### What is asked
Check every line of the entries for "Michigan", and copy the lines that hold it.

START Data entries

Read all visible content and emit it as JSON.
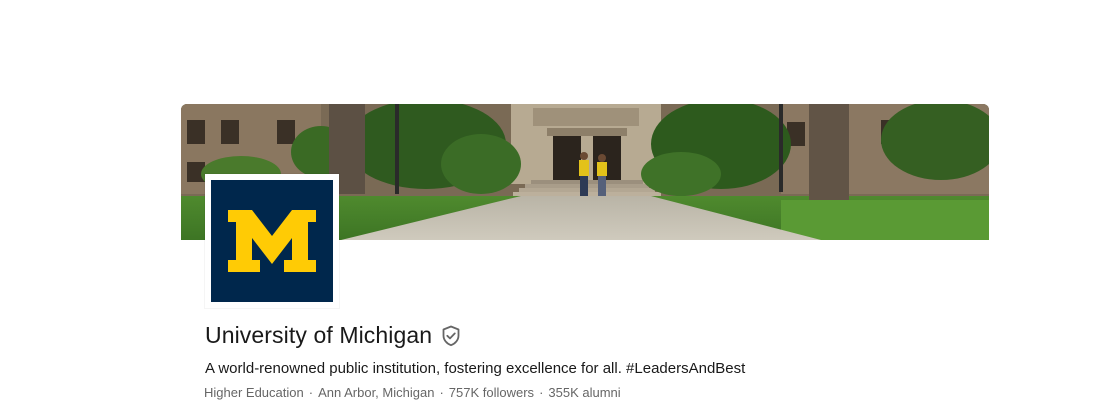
{
  "company": {
    "name": "University of Michigan",
    "tagline": "A world-renowned public institution, fostering excellence for all. #LeadersAndBest",
    "industry": "Higher Education",
    "location": "Ann Arbor, Michigan",
    "followers": "757K followers",
    "alumni": "355K alumni",
    "separator": "·",
    "logo_letter": "M"
  },
  "colors": {
    "logo_background": "#00274c",
    "logo_letter": "#ffcb05",
    "text_primary": "#191919",
    "text_secondary": "#666666"
  },
  "icons": {
    "verified": "shield-check-icon"
  }
}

END Data entries

### Expected output
    "name": "University of Michigan",
    "location": "Ann Arbor, Michigan",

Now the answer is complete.